== Exercise goal ==
Go through the entries one line at a time, and gather every line that has the word "screenshot".
## start Input for this task
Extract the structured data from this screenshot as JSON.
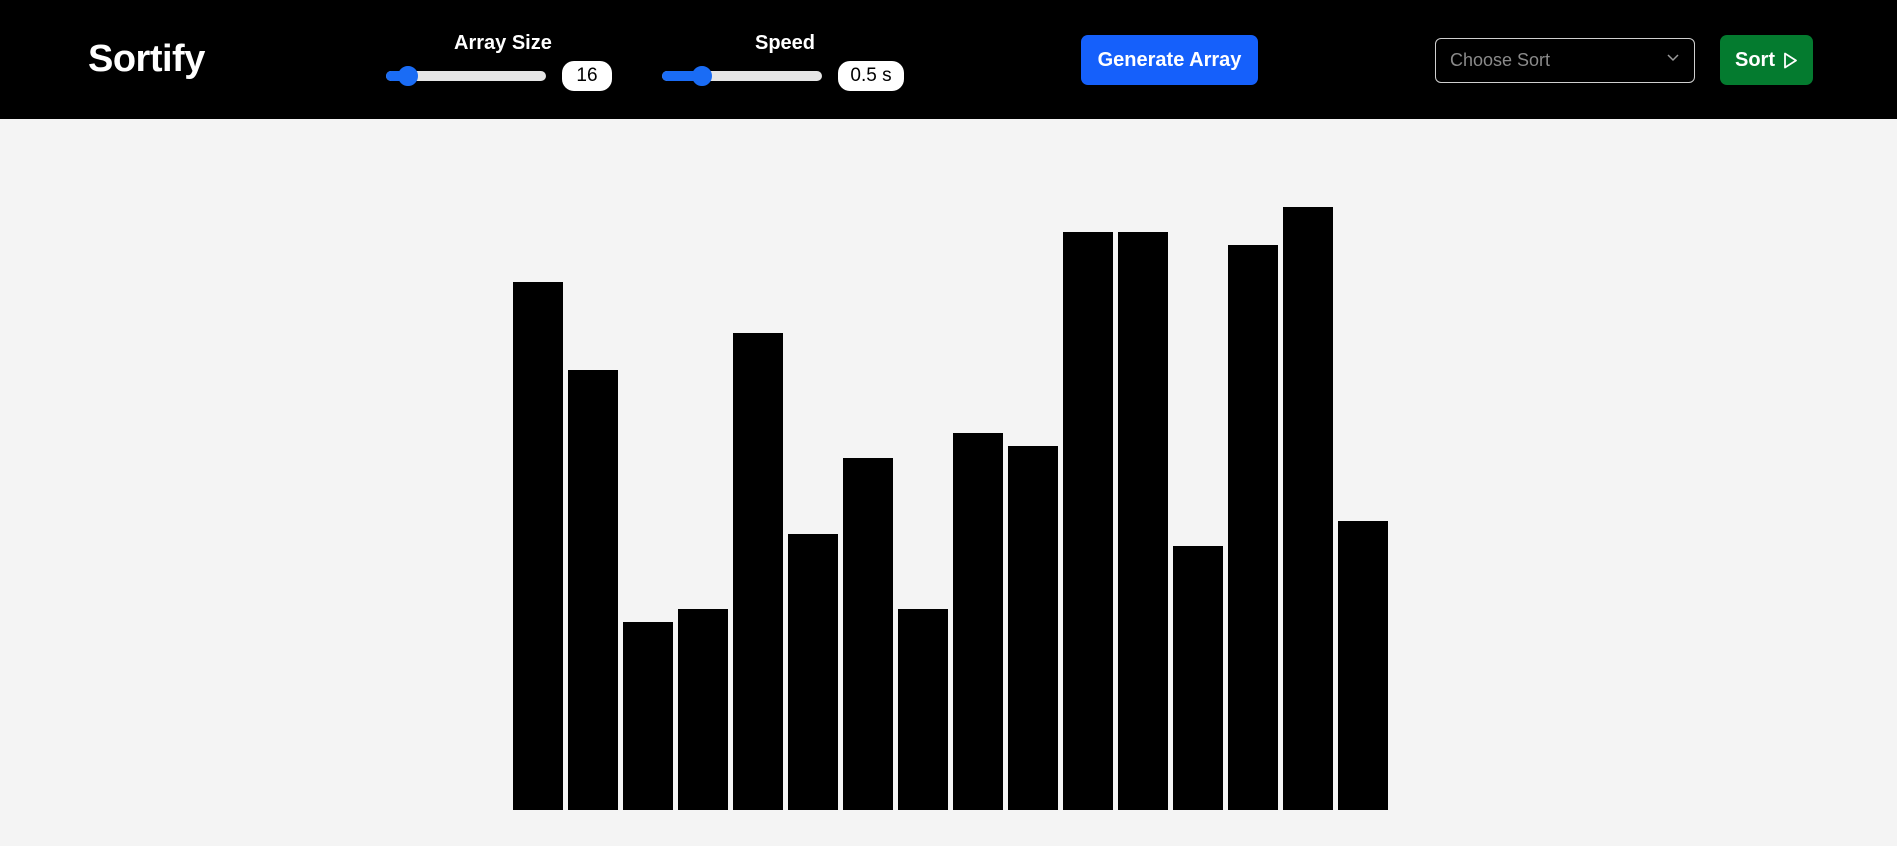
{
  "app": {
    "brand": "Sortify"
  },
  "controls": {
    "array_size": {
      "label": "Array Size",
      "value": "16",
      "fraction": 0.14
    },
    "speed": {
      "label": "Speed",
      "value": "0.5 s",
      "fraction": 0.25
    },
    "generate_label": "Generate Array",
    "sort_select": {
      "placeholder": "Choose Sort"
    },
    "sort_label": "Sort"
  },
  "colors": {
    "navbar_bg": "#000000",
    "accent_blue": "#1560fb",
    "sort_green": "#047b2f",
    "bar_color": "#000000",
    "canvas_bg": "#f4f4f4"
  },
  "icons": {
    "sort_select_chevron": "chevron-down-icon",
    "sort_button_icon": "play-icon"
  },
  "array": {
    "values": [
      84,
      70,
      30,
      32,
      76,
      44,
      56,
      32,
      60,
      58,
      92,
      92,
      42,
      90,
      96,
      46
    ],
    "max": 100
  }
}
## end Input for this task
## start Input for this task
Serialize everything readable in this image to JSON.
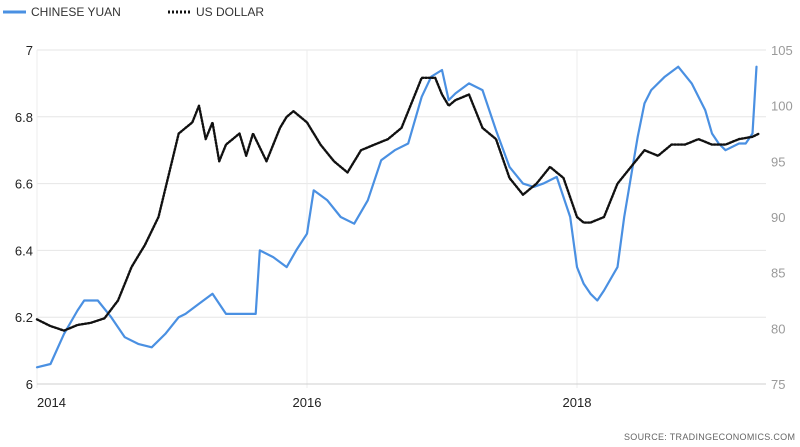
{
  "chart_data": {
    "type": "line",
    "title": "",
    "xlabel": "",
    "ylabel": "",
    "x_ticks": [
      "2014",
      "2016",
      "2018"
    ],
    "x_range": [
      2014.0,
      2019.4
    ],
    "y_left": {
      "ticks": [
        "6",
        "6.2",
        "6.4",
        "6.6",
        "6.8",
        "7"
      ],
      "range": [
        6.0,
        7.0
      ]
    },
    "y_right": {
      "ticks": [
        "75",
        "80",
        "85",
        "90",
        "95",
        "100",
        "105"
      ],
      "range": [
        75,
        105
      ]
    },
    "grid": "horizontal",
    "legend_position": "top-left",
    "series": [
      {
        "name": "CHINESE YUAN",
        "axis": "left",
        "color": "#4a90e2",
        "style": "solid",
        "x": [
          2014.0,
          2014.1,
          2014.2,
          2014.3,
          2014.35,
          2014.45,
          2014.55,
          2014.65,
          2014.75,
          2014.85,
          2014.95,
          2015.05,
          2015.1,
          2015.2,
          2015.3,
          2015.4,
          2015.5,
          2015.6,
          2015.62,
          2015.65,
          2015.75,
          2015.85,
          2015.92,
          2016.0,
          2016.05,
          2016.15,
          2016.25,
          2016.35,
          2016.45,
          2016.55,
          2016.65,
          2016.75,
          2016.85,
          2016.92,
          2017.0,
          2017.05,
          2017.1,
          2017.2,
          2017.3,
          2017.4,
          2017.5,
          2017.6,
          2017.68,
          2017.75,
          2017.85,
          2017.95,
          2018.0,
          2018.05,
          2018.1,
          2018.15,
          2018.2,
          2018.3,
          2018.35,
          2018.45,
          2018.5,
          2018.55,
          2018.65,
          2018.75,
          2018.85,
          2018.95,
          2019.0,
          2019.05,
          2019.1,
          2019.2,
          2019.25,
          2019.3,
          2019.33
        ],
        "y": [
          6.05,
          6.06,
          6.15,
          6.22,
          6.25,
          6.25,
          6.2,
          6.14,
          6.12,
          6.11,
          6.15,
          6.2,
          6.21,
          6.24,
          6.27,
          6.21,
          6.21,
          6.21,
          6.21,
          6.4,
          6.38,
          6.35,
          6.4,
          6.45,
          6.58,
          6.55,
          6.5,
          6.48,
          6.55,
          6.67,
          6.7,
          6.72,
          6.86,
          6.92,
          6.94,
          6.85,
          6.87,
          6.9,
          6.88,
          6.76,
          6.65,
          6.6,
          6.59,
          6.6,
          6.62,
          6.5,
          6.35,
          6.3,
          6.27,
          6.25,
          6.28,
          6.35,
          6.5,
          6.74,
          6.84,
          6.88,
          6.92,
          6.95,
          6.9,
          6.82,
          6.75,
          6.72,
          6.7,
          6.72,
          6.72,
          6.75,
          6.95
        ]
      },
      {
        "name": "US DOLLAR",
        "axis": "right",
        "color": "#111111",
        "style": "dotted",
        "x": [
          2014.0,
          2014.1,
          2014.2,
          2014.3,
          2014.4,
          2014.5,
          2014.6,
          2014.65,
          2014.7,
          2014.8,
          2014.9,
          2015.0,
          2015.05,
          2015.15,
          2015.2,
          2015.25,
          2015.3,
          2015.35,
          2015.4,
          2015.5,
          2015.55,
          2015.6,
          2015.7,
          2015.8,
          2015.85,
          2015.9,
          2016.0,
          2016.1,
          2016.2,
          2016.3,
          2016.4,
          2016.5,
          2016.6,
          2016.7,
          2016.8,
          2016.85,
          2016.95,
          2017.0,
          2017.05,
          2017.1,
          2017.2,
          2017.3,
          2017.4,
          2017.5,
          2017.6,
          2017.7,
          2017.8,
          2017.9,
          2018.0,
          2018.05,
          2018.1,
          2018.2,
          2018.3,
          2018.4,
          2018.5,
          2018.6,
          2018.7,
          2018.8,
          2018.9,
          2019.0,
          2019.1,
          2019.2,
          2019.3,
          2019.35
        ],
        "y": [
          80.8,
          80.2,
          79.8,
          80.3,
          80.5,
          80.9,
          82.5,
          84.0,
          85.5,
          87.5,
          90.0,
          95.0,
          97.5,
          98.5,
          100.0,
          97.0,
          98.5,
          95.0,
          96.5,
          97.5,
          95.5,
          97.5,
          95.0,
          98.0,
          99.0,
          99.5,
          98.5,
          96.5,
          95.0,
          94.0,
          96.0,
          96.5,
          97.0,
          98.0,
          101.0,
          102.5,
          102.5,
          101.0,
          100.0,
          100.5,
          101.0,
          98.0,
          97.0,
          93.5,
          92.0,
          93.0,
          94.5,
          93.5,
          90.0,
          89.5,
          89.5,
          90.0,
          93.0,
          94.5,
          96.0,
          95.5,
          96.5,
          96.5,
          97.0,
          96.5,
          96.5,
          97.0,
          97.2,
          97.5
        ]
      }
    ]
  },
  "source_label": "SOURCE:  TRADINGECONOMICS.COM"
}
## end Input for this task
## start Input for this task
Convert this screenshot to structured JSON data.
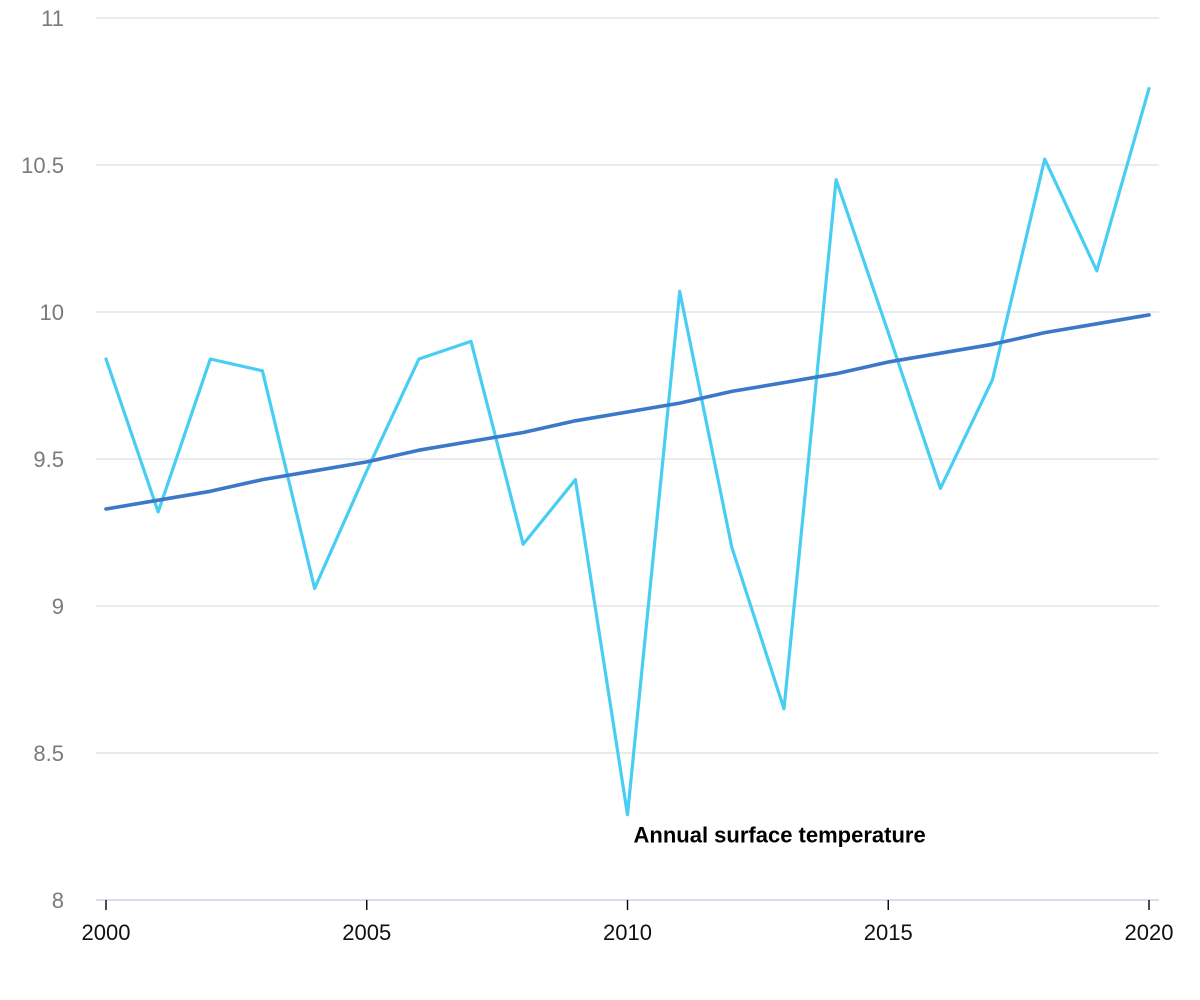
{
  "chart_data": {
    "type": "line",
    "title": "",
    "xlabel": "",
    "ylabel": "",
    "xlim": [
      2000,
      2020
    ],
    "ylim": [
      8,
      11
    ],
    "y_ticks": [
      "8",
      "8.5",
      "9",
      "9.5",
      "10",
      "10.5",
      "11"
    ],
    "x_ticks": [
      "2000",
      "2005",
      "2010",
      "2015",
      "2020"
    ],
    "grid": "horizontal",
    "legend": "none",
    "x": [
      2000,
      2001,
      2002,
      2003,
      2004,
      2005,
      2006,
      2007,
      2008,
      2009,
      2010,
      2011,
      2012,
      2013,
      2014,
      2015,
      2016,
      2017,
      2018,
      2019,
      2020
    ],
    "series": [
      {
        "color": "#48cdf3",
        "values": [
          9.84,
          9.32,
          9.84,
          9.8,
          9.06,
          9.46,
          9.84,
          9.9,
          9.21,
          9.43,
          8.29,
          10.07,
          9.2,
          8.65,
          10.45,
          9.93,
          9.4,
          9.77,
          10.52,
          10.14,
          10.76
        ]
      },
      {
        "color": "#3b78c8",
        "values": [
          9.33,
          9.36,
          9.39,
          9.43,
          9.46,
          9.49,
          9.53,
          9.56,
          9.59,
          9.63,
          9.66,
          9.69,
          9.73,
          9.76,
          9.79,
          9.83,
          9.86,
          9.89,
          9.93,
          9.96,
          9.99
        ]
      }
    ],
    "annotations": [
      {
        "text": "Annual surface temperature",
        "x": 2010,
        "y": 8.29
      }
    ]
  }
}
## end Input for this task
== Correct response ==
Extract the structured data from this screenshot as JSON.
Convert this screenshot to structured JSON data.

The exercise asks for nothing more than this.